What follows is a listing. Return every line of it exactly.

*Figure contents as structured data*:
— start —
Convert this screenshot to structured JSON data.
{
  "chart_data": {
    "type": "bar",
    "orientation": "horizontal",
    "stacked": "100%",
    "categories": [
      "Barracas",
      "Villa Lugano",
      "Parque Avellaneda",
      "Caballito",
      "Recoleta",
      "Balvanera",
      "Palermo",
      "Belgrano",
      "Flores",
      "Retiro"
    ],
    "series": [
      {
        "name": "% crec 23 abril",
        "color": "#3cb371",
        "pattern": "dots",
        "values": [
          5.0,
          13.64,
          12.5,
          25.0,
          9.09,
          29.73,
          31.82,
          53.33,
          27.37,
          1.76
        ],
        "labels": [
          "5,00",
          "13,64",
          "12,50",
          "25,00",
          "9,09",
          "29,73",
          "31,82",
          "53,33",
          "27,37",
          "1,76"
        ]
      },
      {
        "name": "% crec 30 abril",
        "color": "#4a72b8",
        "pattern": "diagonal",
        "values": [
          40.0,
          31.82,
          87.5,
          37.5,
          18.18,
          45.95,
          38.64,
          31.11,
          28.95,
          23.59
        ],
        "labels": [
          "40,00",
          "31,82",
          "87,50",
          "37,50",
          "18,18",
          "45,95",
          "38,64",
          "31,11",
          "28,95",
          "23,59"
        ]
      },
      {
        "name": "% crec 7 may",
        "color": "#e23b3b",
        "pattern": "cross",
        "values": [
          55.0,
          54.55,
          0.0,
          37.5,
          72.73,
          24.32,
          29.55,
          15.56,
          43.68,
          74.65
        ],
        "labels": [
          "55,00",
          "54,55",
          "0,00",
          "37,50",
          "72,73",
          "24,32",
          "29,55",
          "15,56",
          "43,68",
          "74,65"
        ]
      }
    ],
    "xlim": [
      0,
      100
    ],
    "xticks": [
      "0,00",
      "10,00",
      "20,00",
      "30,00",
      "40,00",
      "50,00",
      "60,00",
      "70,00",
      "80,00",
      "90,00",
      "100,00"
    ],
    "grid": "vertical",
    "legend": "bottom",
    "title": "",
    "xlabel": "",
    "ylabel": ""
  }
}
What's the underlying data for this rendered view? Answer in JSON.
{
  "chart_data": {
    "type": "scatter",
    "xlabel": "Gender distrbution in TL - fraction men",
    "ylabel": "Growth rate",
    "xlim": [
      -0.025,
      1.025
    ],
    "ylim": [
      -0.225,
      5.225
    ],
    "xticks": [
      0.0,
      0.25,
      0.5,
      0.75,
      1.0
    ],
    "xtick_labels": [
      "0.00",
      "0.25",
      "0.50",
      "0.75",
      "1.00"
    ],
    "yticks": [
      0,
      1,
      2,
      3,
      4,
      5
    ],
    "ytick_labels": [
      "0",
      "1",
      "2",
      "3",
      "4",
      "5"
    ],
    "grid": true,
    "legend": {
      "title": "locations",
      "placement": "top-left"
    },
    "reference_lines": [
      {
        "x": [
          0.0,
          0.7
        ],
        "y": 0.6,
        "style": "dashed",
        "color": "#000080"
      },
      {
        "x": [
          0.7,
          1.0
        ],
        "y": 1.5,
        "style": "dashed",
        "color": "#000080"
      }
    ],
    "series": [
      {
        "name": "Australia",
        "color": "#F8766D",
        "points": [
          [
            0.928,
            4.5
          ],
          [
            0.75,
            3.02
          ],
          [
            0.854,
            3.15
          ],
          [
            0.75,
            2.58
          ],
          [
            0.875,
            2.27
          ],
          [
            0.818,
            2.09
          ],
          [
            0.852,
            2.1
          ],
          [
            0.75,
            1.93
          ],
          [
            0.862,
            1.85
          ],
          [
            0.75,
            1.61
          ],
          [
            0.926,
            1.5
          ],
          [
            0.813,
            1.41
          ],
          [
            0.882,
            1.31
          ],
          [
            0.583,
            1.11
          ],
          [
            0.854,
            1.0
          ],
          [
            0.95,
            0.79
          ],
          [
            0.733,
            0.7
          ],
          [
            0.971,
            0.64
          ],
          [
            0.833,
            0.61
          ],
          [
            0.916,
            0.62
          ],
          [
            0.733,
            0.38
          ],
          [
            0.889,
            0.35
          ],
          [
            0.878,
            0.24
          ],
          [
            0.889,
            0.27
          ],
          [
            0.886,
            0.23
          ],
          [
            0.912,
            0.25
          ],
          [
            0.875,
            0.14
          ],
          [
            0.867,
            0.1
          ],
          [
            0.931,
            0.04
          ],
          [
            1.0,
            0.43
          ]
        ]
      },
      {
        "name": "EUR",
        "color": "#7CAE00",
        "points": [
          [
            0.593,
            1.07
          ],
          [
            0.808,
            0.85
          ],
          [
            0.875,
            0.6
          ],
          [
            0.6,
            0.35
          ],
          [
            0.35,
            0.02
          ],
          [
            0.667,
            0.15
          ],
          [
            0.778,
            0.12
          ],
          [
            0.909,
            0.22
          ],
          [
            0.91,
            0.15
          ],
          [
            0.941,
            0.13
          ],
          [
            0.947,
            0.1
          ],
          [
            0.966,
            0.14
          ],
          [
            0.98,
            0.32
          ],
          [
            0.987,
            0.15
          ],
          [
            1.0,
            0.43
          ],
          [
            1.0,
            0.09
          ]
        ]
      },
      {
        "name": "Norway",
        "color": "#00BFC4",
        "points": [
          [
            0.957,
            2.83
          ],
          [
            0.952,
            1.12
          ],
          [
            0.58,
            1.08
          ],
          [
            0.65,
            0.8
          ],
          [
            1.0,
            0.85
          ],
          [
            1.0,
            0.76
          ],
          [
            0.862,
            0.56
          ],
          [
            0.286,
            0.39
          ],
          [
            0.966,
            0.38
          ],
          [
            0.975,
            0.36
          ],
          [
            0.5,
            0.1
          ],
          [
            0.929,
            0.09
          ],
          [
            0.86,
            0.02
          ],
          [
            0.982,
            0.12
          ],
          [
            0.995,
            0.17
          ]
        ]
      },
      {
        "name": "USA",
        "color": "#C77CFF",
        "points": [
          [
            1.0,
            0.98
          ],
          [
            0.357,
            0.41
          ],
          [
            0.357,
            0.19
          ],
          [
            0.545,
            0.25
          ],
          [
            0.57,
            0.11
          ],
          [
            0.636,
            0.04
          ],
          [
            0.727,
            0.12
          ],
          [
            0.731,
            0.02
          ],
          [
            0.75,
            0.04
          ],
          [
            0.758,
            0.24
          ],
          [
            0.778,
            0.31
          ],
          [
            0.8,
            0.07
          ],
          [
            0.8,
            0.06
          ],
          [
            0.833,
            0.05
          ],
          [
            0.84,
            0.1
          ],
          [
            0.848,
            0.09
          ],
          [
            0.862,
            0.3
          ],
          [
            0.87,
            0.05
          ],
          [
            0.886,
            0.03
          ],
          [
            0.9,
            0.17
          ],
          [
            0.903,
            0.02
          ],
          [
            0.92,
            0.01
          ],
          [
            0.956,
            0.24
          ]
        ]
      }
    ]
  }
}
— end —
*OUTPUT FOR THIS EXERCISE*:
Convert this screenshot to structured JSON data.
{
  "chart_data": {
    "type": "bar",
    "orientation": "horizontal",
    "stacked": "100%",
    "categories": [
      "Barracas",
      "Villa Lugano",
      "Parque Avellaneda",
      "Caballito",
      "Recoleta",
      "Balvanera",
      "Palermo",
      "Belgrano",
      "Flores",
      "Retiro"
    ],
    "series": [
      {
        "name": "% crec 23 abril",
        "color": "#3cb371",
        "pattern": "dots",
        "values": [
          5.0,
          13.64,
          12.5,
          25.0,
          9.09,
          29.73,
          31.82,
          53.33,
          27.37,
          1.76
        ],
        "labels": [
          "5,00",
          "13,64",
          "12,50",
          "25,00",
          "9,09",
          "29,73",
          "31,82",
          "53,33",
          "27,37",
          "1,76"
        ]
      },
      {
        "name": "% crec 30 abril",
        "color": "#4a72b8",
        "pattern": "diagonal",
        "values": [
          40.0,
          31.82,
          87.5,
          37.5,
          18.18,
          45.95,
          38.64,
          31.11,
          28.95,
          23.59
        ],
        "labels": [
          "40,00",
          "31,82",
          "87,50",
          "37,50",
          "18,18",
          "45,95",
          "38,64",
          "31,11",
          "28,95",
          "23,59"
        ]
      },
      {
        "name": "% crec 7 may",
        "color": "#e23b3b",
        "pattern": "cross",
        "values": [
          55.0,
          54.55,
          0.0,
          37.5,
          72.73,
          24.32,
          29.55,
          15.56,
          43.68,
          74.65
        ],
        "labels": [
          "55,00",
          "54,55",
          "0,00",
          "37,50",
          "72,73",
          "24,32",
          "29,55",
          "15,56",
          "43,68",
          "74,65"
        ]
      }
    ],
    "xlim": [
      0,
      100
    ],
    "xticks": [
      "0,00",
      "10,00",
      "20,00",
      "30,00",
      "40,00",
      "50,00",
      "60,00",
      "70,00",
      "80,00",
      "90,00",
      "100,00"
    ],
    "grid": "vertical",
    "legend": "bottom",
    "title": "",
    "xlabel": "",
    "ylabel": ""
  }
}
What's the underlying data for this rendered view? Answer in JSON.
{
  "chart_data": {
    "type": "scatter",
    "xlabel": "Gender distrbution in TL - fraction men",
    "ylabel": "Growth rate",
    "xlim": [
      -0.025,
      1.025
    ],
    "ylim": [
      -0.225,
      5.225
    ],
    "xticks": [
      0.0,
      0.25,
      0.5,
      0.75,
      1.0
    ],
    "xtick_labels": [
      "0.00",
      "0.25",
      "0.50",
      "0.75",
      "1.00"
    ],
    "yticks": [
      0,
      1,
      2,
      3,
      4,
      5
    ],
    "ytick_labels": [
      "0",
      "1",
      "2",
      "3",
      "4",
      "5"
    ],
    "grid": true,
    "legend": {
      "title": "locations",
      "placement": "top-left"
    },
    "reference_lines": [
      {
        "x": [
          0.0,
          0.7
        ],
        "y": 0.6,
        "style": "dashed",
        "color": "#000080"
      },
      {
        "x": [
          0.7,
          1.0
        ],
        "y": 1.5,
        "style": "dashed",
        "color": "#000080"
      }
    ],
    "series": [
      {
        "name": "Australia",
        "color": "#F8766D",
        "points": [
          [
            0.928,
            4.5
          ],
          [
            0.75,
            3.02
          ],
          [
            0.854,
            3.15
          ],
          [
            0.75,
            2.58
          ],
          [
            0.875,
            2.27
          ],
          [
            0.818,
            2.09
          ],
          [
            0.852,
            2.1
          ],
          [
            0.75,
            1.93
          ],
          [
            0.862,
            1.85
          ],
          [
            0.75,
            1.61
          ],
          [
            0.926,
            1.5
          ],
          [
            0.813,
            1.41
          ],
          [
            0.882,
            1.31
          ],
          [
            0.583,
            1.11
          ],
          [
            0.854,
            1.0
          ],
          [
            0.95,
            0.79
          ],
          [
            0.733,
            0.7
          ],
          [
            0.971,
            0.64
          ],
          [
            0.833,
            0.61
          ],
          [
            0.916,
            0.62
          ],
          [
            0.733,
            0.38
          ],
          [
            0.889,
            0.35
          ],
          [
            0.878,
            0.24
          ],
          [
            0.889,
            0.27
          ],
          [
            0.886,
            0.23
          ],
          [
            0.912,
            0.25
          ],
          [
            0.875,
            0.14
          ],
          [
            0.867,
            0.1
          ],
          [
            0.931,
            0.04
          ],
          [
            1.0,
            0.43
          ]
        ]
      },
      {
        "name": "EUR",
        "color": "#7CAE00",
        "points": [
          [
            0.593,
            1.07
          ],
          [
            0.808,
            0.85
          ],
          [
            0.875,
            0.6
          ],
          [
            0.6,
            0.35
          ],
          [
            0.35,
            0.02
          ],
          [
            0.667,
            0.15
          ],
          [
            0.778,
            0.12
          ],
          [
            0.909,
            0.22
          ],
          [
            0.91,
            0.15
          ],
          [
            0.941,
            0.13
          ],
          [
            0.947,
            0.1
          ],
          [
            0.966,
            0.14
          ],
          [
            0.98,
            0.32
          ],
          [
            0.987,
            0.15
          ],
          [
            1.0,
            0.43
          ],
          [
            1.0,
            0.09
          ]
        ]
      },
      {
        "name": "Norway",
        "color": "#00BFC4",
        "points": [
          [
            0.957,
            2.83
          ],
          [
            0.952,
            1.12
          ],
          [
            0.58,
            1.08
          ],
          [
            0.65,
            0.8
          ],
          [
            1.0,
            0.85
          ],
          [
            1.0,
            0.76
          ],
          [
            0.862,
            0.56
          ],
          [
            0.286,
            0.39
          ],
          [
            0.966,
            0.38
          ],
          [
            0.975,
            0.36
          ],
          [
            0.5,
            0.1
          ],
          [
            0.929,
            0.09
          ],
          [
            0.86,
            0.02
          ],
          [
            0.982,
            0.12
          ],
          [
            0.995,
            0.17
          ]
        ]
      },
      {
        "name": "USA",
        "color": "#C77CFF",
        "points": [
          [
            1.0,
            0.98
          ],
          [
            0.357,
            0.41
          ],
          [
            0.357,
            0.19
          ],
          [
            0.545,
            0.25
          ],
          [
            0.57,
            0.11
          ],
          [
            0.636,
            0.04
          ],
          [
            0.727,
            0.12
          ],
          [
            0.731,
            0.02
          ],
          [
            0.75,
            0.04
          ],
          [
            0.758,
            0.24
          ],
          [
            0.778,
            0.31
          ],
          [
            0.8,
            0.07
          ],
          [
            0.8,
            0.06
          ],
          [
            0.833,
            0.05
          ],
          [
            0.84,
            0.1
          ],
          [
            0.848,
            0.09
          ],
          [
            0.862,
            0.3
          ],
          [
            0.87,
            0.05
          ],
          [
            0.886,
            0.03
          ],
          [
            0.9,
            0.17
          ],
          [
            0.903,
            0.02
          ],
          [
            0.92,
            0.01
          ],
          [
            0.956,
            0.24
          ]
        ]
      }
    ]
  }
}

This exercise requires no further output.